_Direction:_
Your task is to repeat the entries word for word while leaving out the pictures.
* * * * *
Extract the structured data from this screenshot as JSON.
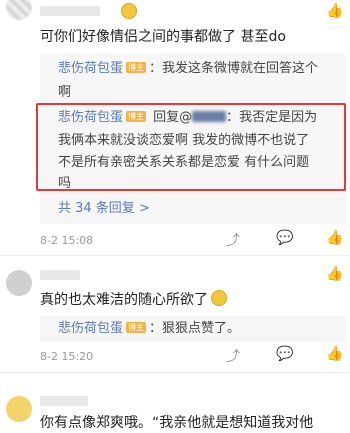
{
  "comments": [
    {
      "text": "可你们好像情侣之间的事都做了 甚至do",
      "replies": [
        {
          "name": "悲伤荷包蛋",
          "badge": "博主",
          "lines": [
            "：我发这条微博就在回答这个",
            "啊"
          ]
        },
        {
          "name": "悲伤荷包蛋",
          "badge": "博主",
          "lines": [
            " 回复@",
            "：我否定是因为",
            "我俩本来就没谈恋爱啊 我发的微博不也说了",
            "不是所有亲密关系关系都是恋爱 有什么问题",
            "吗"
          ]
        }
      ],
      "more_replies": "共 34 条回复 >",
      "time": "8-2 15:08"
    },
    {
      "text": "真的也太难洁的随心所欲了",
      "replies": [
        {
          "name": "悲伤荷包蛋",
          "badge": "博主",
          "lines": [
            "：狠狠点赞了。"
          ]
        }
      ],
      "time": "8-2 15:20"
    },
    {
      "text": "你有点像郑爽哦。“我亲他就是想知道我对他"
    }
  ]
}
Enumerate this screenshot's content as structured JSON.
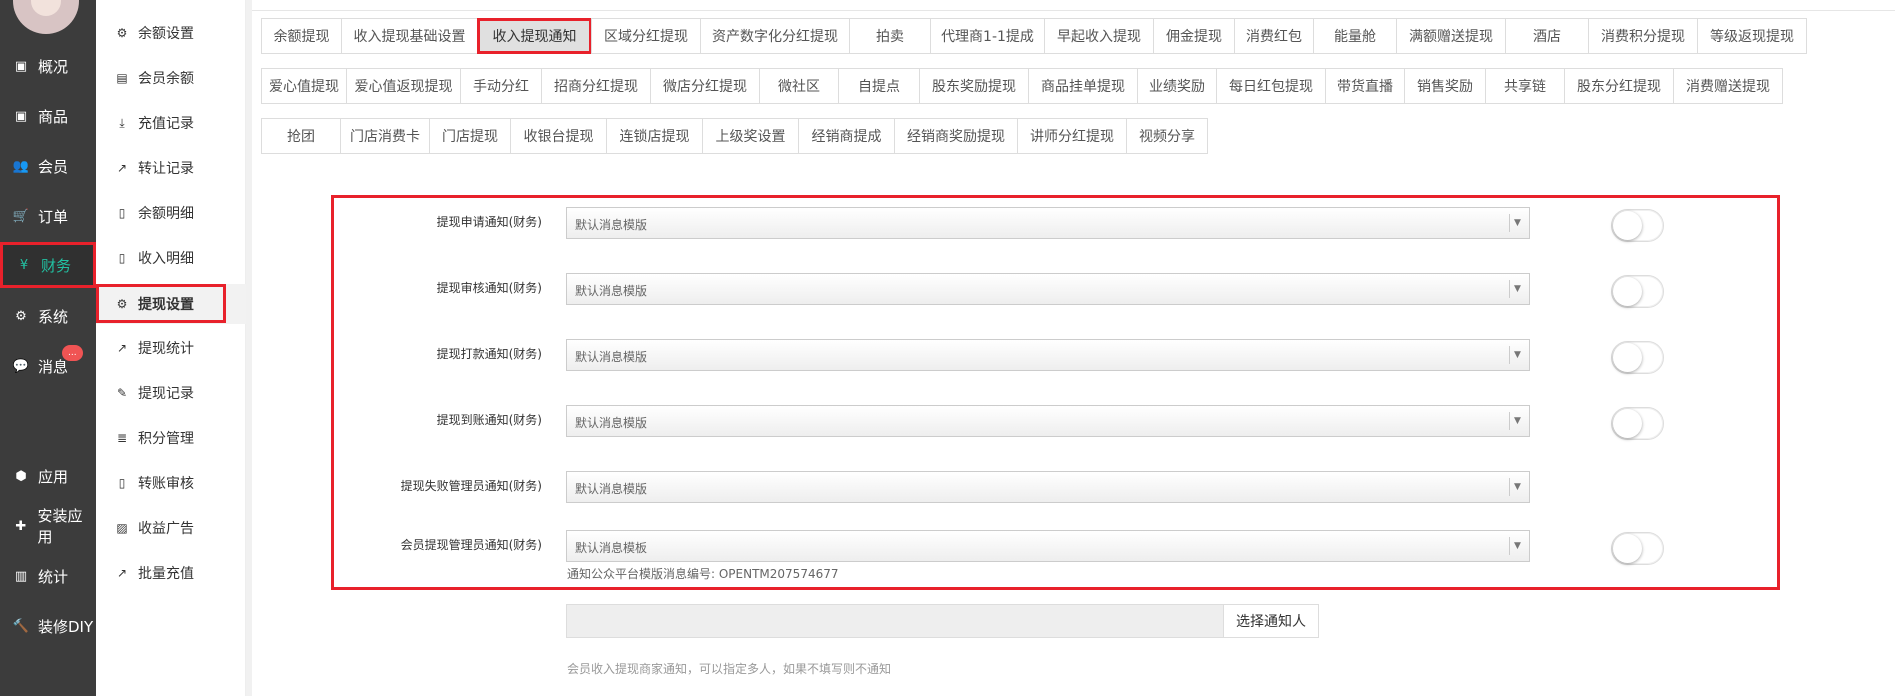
{
  "main_nav": {
    "items": [
      {
        "label": "概况",
        "icon": "dashboard-icon",
        "glyph": "▣"
      },
      {
        "label": "商品",
        "icon": "goods-icon",
        "glyph": "▣"
      },
      {
        "label": "会员",
        "icon": "users-icon",
        "glyph": "👥"
      },
      {
        "label": "订单",
        "icon": "cart-icon",
        "glyph": "🛒"
      },
      {
        "label": "财务",
        "icon": "yen-icon",
        "glyph": "¥"
      },
      {
        "label": "系统",
        "icon": "gears-icon",
        "glyph": "⚙"
      },
      {
        "label": "消息",
        "icon": "message-icon",
        "glyph": "💬"
      },
      {
        "label": "应用",
        "icon": "apps-icon",
        "glyph": "⬢"
      },
      {
        "label": "安装应用",
        "icon": "puzzle-icon",
        "glyph": "✚"
      },
      {
        "label": "统计",
        "icon": "bar-chart-icon",
        "glyph": "▥"
      },
      {
        "label": "装修DIY",
        "icon": "hammer-icon",
        "glyph": "🔨"
      }
    ],
    "message_badge": "...",
    "active_color": "#22c1a2"
  },
  "sub_nav": {
    "items": [
      {
        "label": "余额设置",
        "glyph": "⚙"
      },
      {
        "label": "会员余额",
        "glyph": "▤"
      },
      {
        "label": "充值记录",
        "glyph": "⤓"
      },
      {
        "label": "转让记录",
        "glyph": "↗"
      },
      {
        "label": "余额明细",
        "glyph": "▯"
      },
      {
        "label": "收入明细",
        "glyph": "▯"
      },
      {
        "label": "提现设置",
        "glyph": "⚙"
      },
      {
        "label": "提现统计",
        "glyph": "↗"
      },
      {
        "label": "提现记录",
        "glyph": "✎"
      },
      {
        "label": "积分管理",
        "glyph": "≣"
      },
      {
        "label": "转账审核",
        "glyph": "▯"
      },
      {
        "label": "收益广告",
        "glyph": "▨"
      },
      {
        "label": "批量充值",
        "glyph": "↗"
      }
    ]
  },
  "tabs": {
    "row1": [
      "余额提现",
      "收入提现基础设置",
      "收入提现通知",
      "区域分红提现",
      "资产数字化分红提现",
      "拍卖",
      "代理商1-1提成",
      "早起收入提现",
      "佣金提现",
      "消费红包",
      "能量舱",
      "满额赠送提现",
      "酒店",
      "消费积分提现",
      "等级返现提现"
    ],
    "row2": [
      "爱心值提现",
      "爱心值返现提现",
      "手动分红",
      "招商分红提现",
      "微店分红提现",
      "微社区",
      "自提点",
      "股东奖励提现",
      "商品挂单提现",
      "业绩奖励",
      "每日红包提现",
      "带货直播",
      "销售奖励",
      "共享链",
      "股东分红提现",
      "消费赠送提现"
    ],
    "row3": [
      "抢团",
      "门店消费卡",
      "门店提现",
      "收银台提现",
      "连锁店提现",
      "上级奖设置",
      "经销商提成",
      "经销商奖励提现",
      "讲师分红提现",
      "视频分享"
    ]
  },
  "form": {
    "fields": [
      {
        "label": "提现申请通知(财务)",
        "value": "默认消息模版"
      },
      {
        "label": "提现审核通知(财务)",
        "value": "默认消息模版"
      },
      {
        "label": "提现打款通知(财务)",
        "value": "默认消息模版"
      },
      {
        "label": "提现到账通知(财务)",
        "value": "默认消息模版"
      },
      {
        "label": "提现失败管理员通知(财务)",
        "value": "默认消息模版"
      },
      {
        "label": "会员提现管理员通知(财务)",
        "value": "默认消息模板"
      }
    ],
    "template_hint": "通知公众平台模版消息编号: OPENTM207574677",
    "select_notifier_label": "选择通知人",
    "notifier_hint": "会员收入提现商家通知，可以指定多人，如果不填写则不通知"
  }
}
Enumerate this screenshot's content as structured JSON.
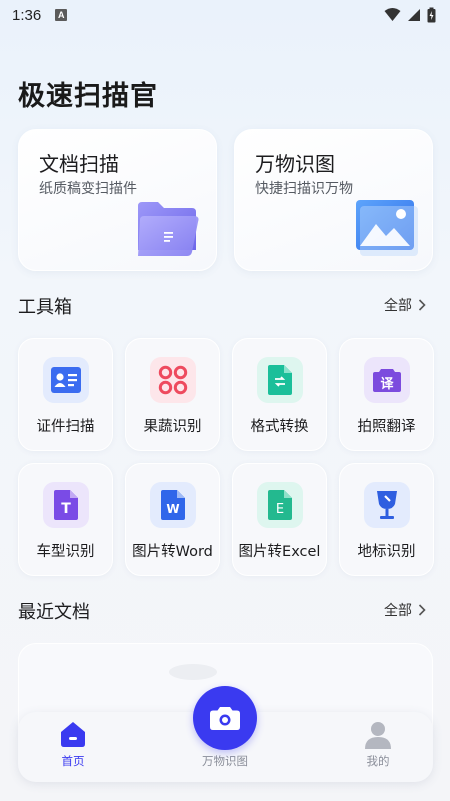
* * * * *
_Problem solution:_
Extract the structured data from this screenshot as JSON.
{
  "comments": [
    {
      "text": "可你们好像情侣之间的事都做了 甚至do",
      "replies": [
        {
          "name": "悲伤荷包蛋",
          "badge": "博主",
          "lines": [
            "：我发这条微博就在回答这个",
            "啊"
          ]
        },
        {
          "name": "悲伤荷包蛋",
          "badge": "博主",
          "lines": [
            " 回复@",
            "：我否定是因为",
            "我俩本来就没谈恋爱啊 我发的微博不也说了",
            "不是所有亲密关系关系都是恋爱 有什么问题",
            "吗"
          ]
        }
      ],
      "more_replies": "共 34 条回复 >",
      "time": "8-2 15:08"
    },
    {
      "text": "真的也太难洁的随心所欲了",
      "replies": [
        {
          "name": "悲伤荷包蛋",
          "badge": "博主",
          "lines": [
            "：狠狠点赞了。"
          ]
        }
      ],
      "time": "8-2 15:20"
    },
    {
      "text": "你有点像郑爽哦。“我亲他就是想知道我对他"
    }
  ]
}
Enumerate this screenshot's content as structured JSON.
{
  "main_nav": {
    "items": [
      {
        "label": "概况",
        "icon": "dashboard-icon",
        "glyph": "▣"
      },
      {
        "label": "商品",
        "icon": "goods-icon",
        "glyph": "▣"
      },
      {
        "label": "会员",
        "icon": "users-icon",
        "glyph": "👥"
      },
      {
        "label": "订单",
        "icon": "cart-icon",
        "glyph": "🛒"
      },
      {
        "label": "财务",
        "icon": "yen-icon",
        "glyph": "¥"
      },
      {
        "label": "系统",
        "icon": "gears-icon",
        "glyph": "⚙"
      },
      {
        "label": "消息",
        "icon": "message-icon",
        "glyph": "💬"
      },
      {
        "label": "应用",
        "icon": "apps-icon",
        "glyph": "⬢"
      },
      {
        "label": "安装应用",
        "icon": "puzzle-icon",
        "glyph": "✚"
      },
      {
        "label": "统计",
        "icon": "bar-chart-icon",
        "glyph": "▥"
      },
      {
        "label": "装修DIY",
        "icon": "hammer-icon",
        "glyph": "🔨"
      }
    ],
    "message_badge": "...",
    "active_color": "#22c1a2"
  },
  "sub_nav": {
    "items": [
      {
        "label": "余额设置",
        "glyph": "⚙"
      },
      {
        "label": "会员余额",
        "glyph": "▤"
      },
      {
        "label": "充值记录",
        "glyph": "⤓"
      },
      {
        "label": "转让记录",
        "glyph": "↗"
      },
      {
        "label": "余额明细",
        "glyph": "▯"
      },
      {
        "label": "收入明细",
        "glyph": "▯"
      },
      {
        "label": "提现设置",
        "glyph": "⚙"
      },
      {
        "label": "提现统计",
        "glyph": "↗"
      },
      {
        "label": "提现记录",
        "glyph": "✎"
      },
      {
        "label": "积分管理",
        "glyph": "≣"
      },
      {
        "label": "转账审核",
        "glyph": "▯"
      },
      {
        "label": "收益广告",
        "glyph": "▨"
      },
      {
        "label": "批量充值",
        "glyph": "↗"
      }
    ]
  },
  "tabs": {
    "row1": [
      "余额提现",
      "收入提现基础设置",
      "收入提现通知",
      "区域分红提现",
      "资产数字化分红提现",
      "拍卖",
      "代理商1-1提成",
      "早起收入提现",
      "佣金提现",
      "消费红包",
      "能量舱",
      "满额赠送提现",
      "酒店",
      "消费积分提现",
      "等级返现提现"
    ],
    "row2": [
      "爱心值提现",
      "爱心值返现提现",
      "手动分红",
      "招商分红提现",
      "微店分红提现",
      "微社区",
      "自提点",
      "股东奖励提现",
      "商品挂单提现",
      "业绩奖励",
      "每日红包提现",
      "带货直播",
      "销售奖励",
      "共享链",
      "股东分红提现",
      "消费赠送提现"
    ],
    "row3": [
      "抢团",
      "门店消费卡",
      "门店提现",
      "收银台提现",
      "连锁店提现",
      "上级奖设置",
      "经销商提成",
      "经销商奖励提现",
      "讲师分红提现",
      "视频分享"
    ]
  },
  "form": {
    "fields": [
      {
        "label": "提现申请通知(财务)",
        "value": "默认消息模版"
      },
      {
        "label": "提现审核通知(财务)",
        "value": "默认消息模版"
      },
      {
        "label": "提现打款通知(财务)",
        "value": "默认消息模版"
      },
      {
        "label": "提现到账通知(财务)",
        "value": "默认消息模版"
      },
      {
        "label": "提现失败管理员通知(财务)",
        "value": "默认消息模版"
      },
      {
        "label": "会员提现管理员通知(财务)",
        "value": "默认消息模板"
      }
    ],
    "template_hint": "通知公众平台模版消息编号: OPENTM207574677",
    "select_notifier_label": "选择通知人",
    "notifier_hint": "会员收入提现商家通知，可以指定多人，如果不填写则不通知"
  }
}
Enumerate this screenshot's content as structured JSON.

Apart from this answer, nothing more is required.